§ BRIEF
Exactly as written, retype the listing below, omitting the pictures.

§ DATASET EXCERPTS
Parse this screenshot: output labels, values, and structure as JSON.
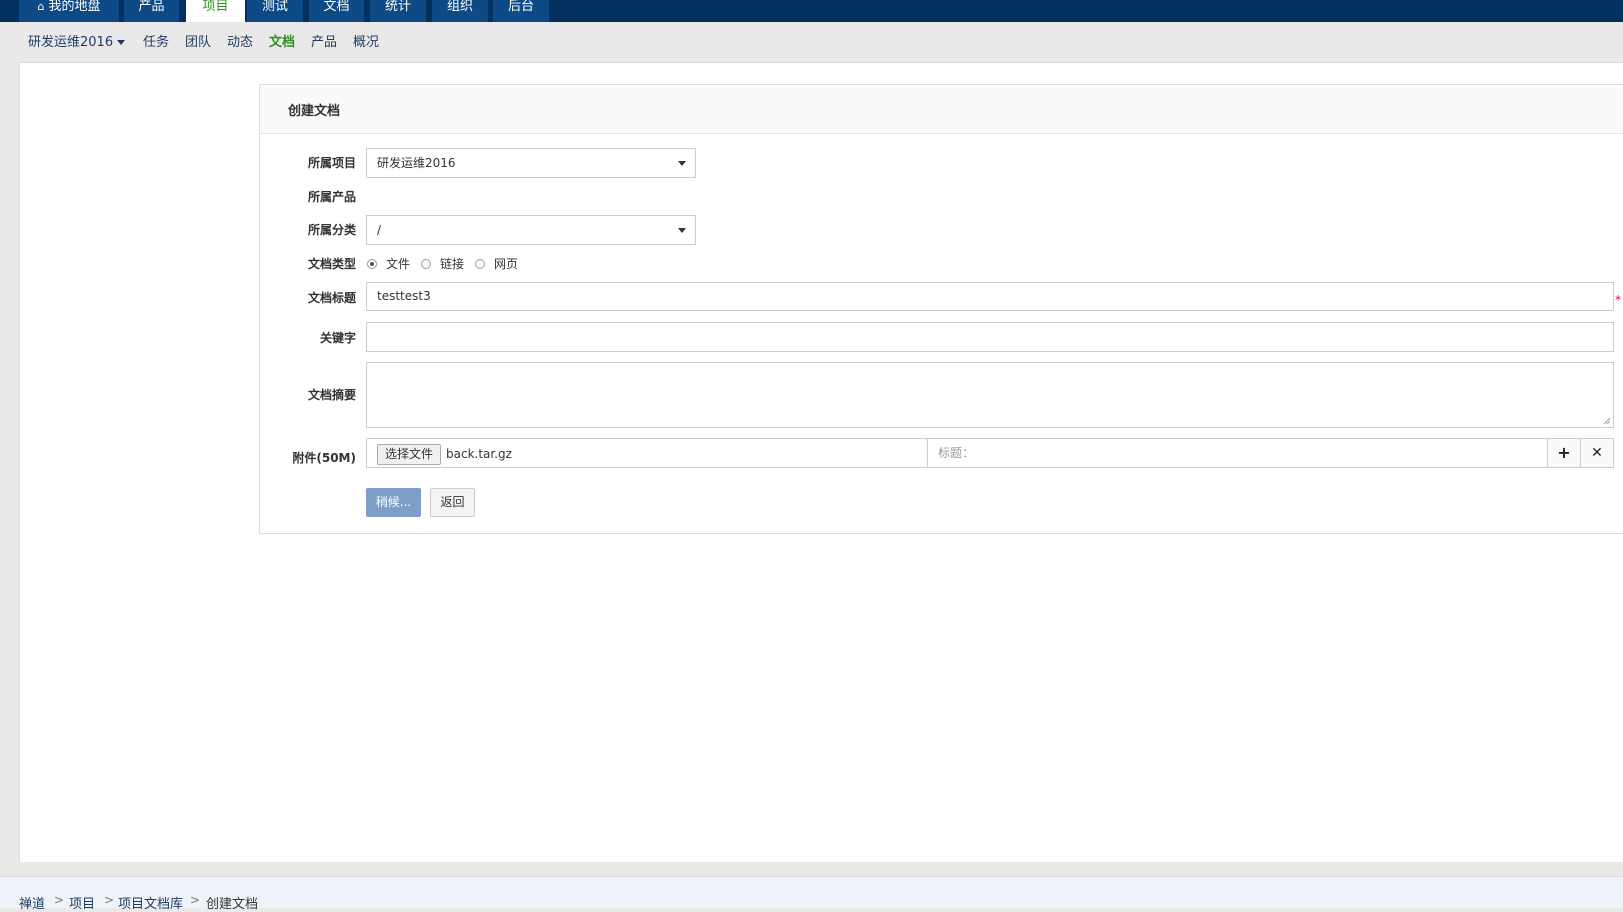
{
  "topnav": {
    "tabs": [
      {
        "label": "我的地盘",
        "icon": "home-icon"
      },
      {
        "label": "产品"
      },
      {
        "label": "项目",
        "active": true
      },
      {
        "label": "测试"
      },
      {
        "label": "文档"
      },
      {
        "label": "统计"
      },
      {
        "label": "组织"
      },
      {
        "label": "后台"
      }
    ]
  },
  "subnav": {
    "project": "研发运维2016",
    "items": [
      "任务",
      "团队",
      "动态",
      "文档",
      "产品",
      "概况"
    ],
    "active": "文档"
  },
  "form": {
    "title": "创建文档",
    "project_label": "所属项目",
    "project_value": "研发运维2016",
    "product_label": "所属产品",
    "category_label": "所属分类",
    "category_value": "/",
    "type_label": "文档类型",
    "type_options": [
      "文件",
      "链接",
      "网页"
    ],
    "type_selected": "文件",
    "title_label": "文档标题",
    "title_value": "testtest3",
    "required_mark": "*",
    "keywords_label": "关键字",
    "keywords_value": "",
    "summary_label": "文档摘要",
    "summary_value": "",
    "attachment_label": "附件(50M)",
    "choose_file_label": "选择文件",
    "file_name": "back.tar.gz",
    "file_title_placeholder": "标题：",
    "add_icon": "plus-icon",
    "remove_icon": "close-icon",
    "submit_label": "稍候...",
    "back_label": "返回"
  },
  "breadcrumb": [
    "禅道",
    "项目",
    "项目文档库",
    "创建文档"
  ],
  "colors": {
    "topnav_bg": "#03305f",
    "tab_bg": "#0d4a86",
    "active_green": "#2e8f1f",
    "submit_bg": "#7d9fc7",
    "required": "#ee0033"
  }
}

§ FINAL RESULT
Parse this screenshot: output labels, values, and structure as JSON.
{
  "topnav": {
    "tabs": [
      {
        "label": "我的地盘",
        "icon": "home-icon"
      },
      {
        "label": "产品"
      },
      {
        "label": "项目",
        "active": true
      },
      {
        "label": "测试"
      },
      {
        "label": "文档"
      },
      {
        "label": "统计"
      },
      {
        "label": "组织"
      },
      {
        "label": "后台"
      }
    ]
  },
  "subnav": {
    "project": "研发运维2016",
    "items": [
      "任务",
      "团队",
      "动态",
      "文档",
      "产品",
      "概况"
    ],
    "active": "文档"
  },
  "form": {
    "title": "创建文档",
    "project_label": "所属项目",
    "project_value": "研发运维2016",
    "product_label": "所属产品",
    "category_label": "所属分类",
    "category_value": "/",
    "type_label": "文档类型",
    "type_options": [
      "文件",
      "链接",
      "网页"
    ],
    "type_selected": "文件",
    "title_label": "文档标题",
    "title_value": "testtest3",
    "required_mark": "*",
    "keywords_label": "关键字",
    "keywords_value": "",
    "summary_label": "文档摘要",
    "summary_value": "",
    "attachment_label": "附件(50M)",
    "choose_file_label": "选择文件",
    "file_name": "back.tar.gz",
    "file_title_placeholder": "标题：",
    "add_icon": "plus-icon",
    "remove_icon": "close-icon",
    "submit_label": "稍候...",
    "back_label": "返回"
  },
  "breadcrumb": [
    "禅道",
    "项目",
    "项目文档库",
    "创建文档"
  ],
  "colors": {
    "topnav_bg": "#03305f",
    "tab_bg": "#0d4a86",
    "active_green": "#2e8f1f",
    "submit_bg": "#7d9fc7",
    "required": "#ee0033"
  }
}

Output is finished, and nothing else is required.